Exercise | Please return, unchanged, the stretch of the records below from the line containing "comment-time[interactable]: 19 min" through the line containing "comment-actions: 19 min", both of those lines included.

Image layout annotation records:
● ● ● ● ●

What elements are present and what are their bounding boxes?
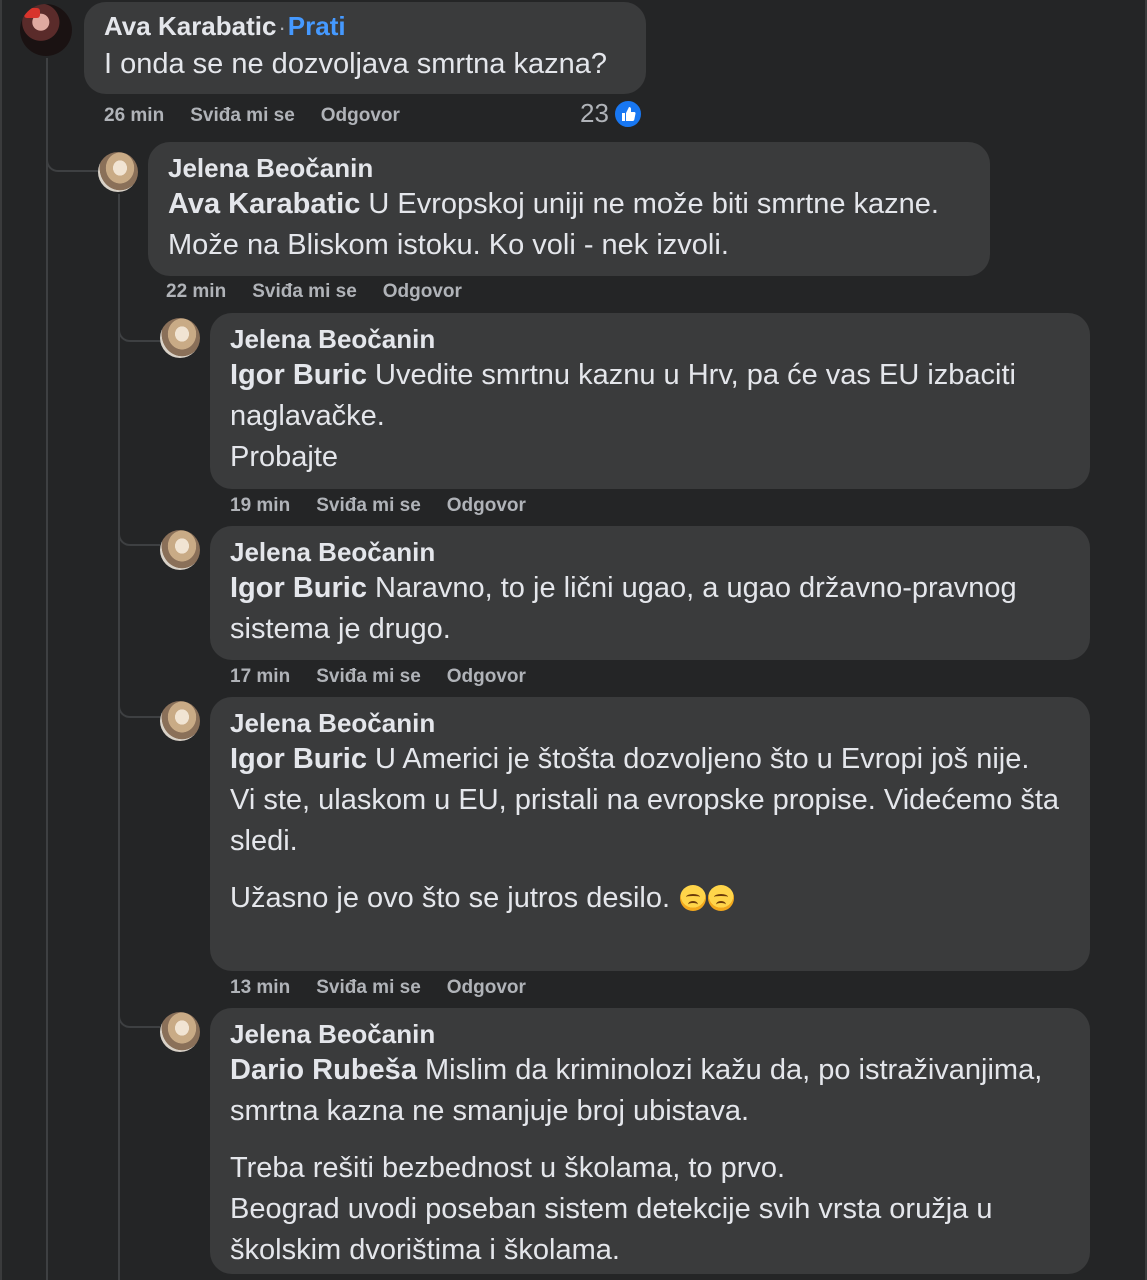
comment-time[interactable]: 19 min [230, 494, 290, 518]
thread-connector [118, 1004, 160, 1028]
comment-text-extra: Užasno je ovo što se jutros desilo. [230, 878, 1070, 919]
comment-bubble: Jelena Beočanin Ava Karabatic U Evropsko… [148, 142, 990, 276]
comment-author[interactable]: Jelena Beočanin [168, 152, 373, 184]
reaction-count: 23 [580, 98, 609, 128]
reply-button[interactable]: Odgovor [383, 280, 462, 304]
avatar[interactable] [160, 318, 200, 358]
separator-dot: · [278, 15, 286, 40]
mention-link[interactable]: Ava Karabatic [168, 188, 360, 220]
like-button[interactable]: Sviđa mi se [252, 280, 357, 304]
comment-text: Igor Buric Uvedite smrtnu kaznu u Hrv, p… [230, 355, 1070, 478]
comment-text-extra: Treba rešiti bezbednost u školama, to pr… [230, 1152, 993, 1266]
comment-text: Igor Buric Naravno, to je lični ugao, a … [230, 568, 1070, 650]
comment-bubble: Ava Karabatic·Prati I onda se ne dozvolj… [84, 2, 646, 94]
comment-bubble: Jelena Beočanin Dario Rubeša Mislim da k… [210, 1008, 1090, 1274]
follow-link[interactable]: Prati [288, 11, 346, 41]
comment-bubble: Jelena Beočanin Igor Buric Naravno, to j… [210, 526, 1090, 660]
thread-connector [46, 140, 98, 172]
comment-body: Užasno je ovo što se jutros desilo. [230, 882, 671, 914]
mention-link[interactable]: Igor Buric [230, 743, 367, 775]
reply-button[interactable]: Odgovor [447, 665, 526, 689]
thread-line-main [46, 58, 48, 1280]
comment-text: I onda se ne dozvoljava smrtna kazna? [104, 48, 607, 80]
comment-author[interactable]: Ava Karabatic [104, 10, 276, 42]
reply-button[interactable]: Odgovor [321, 104, 400, 128]
comment-text: Ava Karabatic U Evropskoj uniji ne može … [168, 184, 970, 266]
comment-time[interactable]: 26 min [104, 104, 164, 128]
thread-connector [118, 522, 160, 546]
comment-actions: 19 min Sviđa mi se Odgovor [230, 494, 526, 518]
comment-actions: 26 min Sviđa mi se Odgovor [104, 104, 400, 128]
comment-author[interactable]: Jelena Beočanin [230, 323, 435, 355]
mention-link[interactable]: Igor Buric [230, 359, 367, 391]
like-button[interactable]: Sviđa mi se [316, 665, 421, 689]
comment-author[interactable]: Jelena Beočanin [230, 1018, 435, 1050]
thread-line-nested [118, 194, 120, 1280]
comment-actions: 13 min Sviđa mi se Odgovor [230, 976, 526, 1000]
sad-face-emoji-icon [708, 885, 735, 911]
like-button[interactable]: Sviđa mi se [316, 976, 421, 1000]
like-thumb-icon [612, 98, 643, 129]
mention-link[interactable]: Igor Buric [230, 572, 367, 604]
reply-button[interactable]: Odgovor [447, 494, 526, 518]
mention-link[interactable]: Dario Rubeša [230, 1054, 417, 1086]
reaction-summary[interactable]: 23 [580, 98, 643, 129]
comment-bubble: Jelena Beočanin Igor Buric Uvedite smrtn… [210, 313, 1090, 489]
like-button[interactable]: Sviđa mi se [190, 104, 295, 128]
avatar[interactable] [160, 701, 200, 741]
comment-time[interactable]: 13 min [230, 976, 290, 1000]
thread-connector [118, 310, 160, 342]
comment-thread: Ava Karabatic·Prati I onda se ne dozvolj… [0, 0, 1147, 1280]
thread-connector [118, 694, 160, 718]
comment-author[interactable]: Jelena Beočanin [230, 536, 435, 568]
comment-author[interactable]: Jelena Beočanin [230, 707, 435, 739]
avatar[interactable] [160, 530, 200, 570]
reply-button[interactable]: Odgovor [447, 976, 526, 1000]
sad-face-emoji-icon [680, 885, 707, 911]
avatar[interactable] [160, 1012, 200, 1052]
avatar[interactable] [20, 4, 72, 56]
like-button[interactable]: Sviđa mi se [316, 494, 421, 518]
comment-time[interactable]: 17 min [230, 665, 290, 689]
avatar[interactable] [98, 152, 138, 192]
comment-time[interactable]: 22 min [166, 280, 226, 304]
comment-actions: 22 min Sviđa mi se Odgovor [166, 280, 462, 304]
comment-text: Igor Buric U Americi je štošta dozvoljen… [230, 739, 1070, 862]
comment-bubble: Jelena Beočanin Igor Buric U Americi je … [210, 697, 1090, 971]
comment-actions: 17 min Sviđa mi se Odgovor [230, 665, 526, 689]
comment-text: Dario Rubeša Mislim da kriminolozi kažu … [230, 1050, 1070, 1132]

● ● ● ● ●

Expected answer |
comment-time[interactable]: 19 min [230, 494, 290, 518]
thread-connector [118, 1004, 160, 1028]
comment-text-extra: Užasno je ovo što se jutros desilo. [230, 878, 1070, 919]
comment-bubble: Jelena Beočanin Ava Karabatic U Evropsko… [148, 142, 990, 276]
comment-author[interactable]: Jelena Beočanin [168, 152, 373, 184]
reaction-count: 23 [580, 98, 609, 128]
reply-button[interactable]: Odgovor [383, 280, 462, 304]
avatar[interactable] [160, 318, 200, 358]
separator-dot: · [278, 15, 286, 40]
mention-link[interactable]: Ava Karabatic [168, 188, 360, 220]
like-button[interactable]: Sviđa mi se [252, 280, 357, 304]
comment-text: Igor Buric Uvedite smrtnu kaznu u Hrv, p… [230, 355, 1070, 478]
comment-text-extra: Treba rešiti bezbednost u školama, to pr… [230, 1152, 993, 1266]
comment-text: Igor Buric Naravno, to je lični ugao, a … [230, 568, 1070, 650]
comment-bubble: Ava Karabatic·Prati I onda se ne dozvolj… [84, 2, 646, 94]
comment-bubble: Jelena Beočanin Dario Rubeša Mislim da k… [210, 1008, 1090, 1274]
follow-link[interactable]: Prati [288, 11, 346, 41]
comment-bubble: Jelena Beočanin Igor Buric Naravno, to j… [210, 526, 1090, 660]
thread-connector [46, 140, 98, 172]
comment-body: Užasno je ovo što se jutros desilo. [230, 882, 671, 914]
mention-link[interactable]: Igor Buric [230, 743, 367, 775]
reply-button[interactable]: Odgovor [447, 665, 526, 689]
thread-line-main [46, 58, 48, 1280]
comment-text: I onda se ne dozvoljava smrtna kazna? [104, 48, 607, 80]
comment-author[interactable]: Ava Karabatic [104, 10, 276, 42]
reply-button[interactable]: Odgovor [321, 104, 400, 128]
comment-text: Ava Karabatic U Evropskoj uniji ne može … [168, 184, 970, 266]
comment-time[interactable]: 26 min [104, 104, 164, 128]
thread-connector [118, 522, 160, 546]
comment-actions: 19 min Sviđa mi se Odgovor [230, 494, 526, 518]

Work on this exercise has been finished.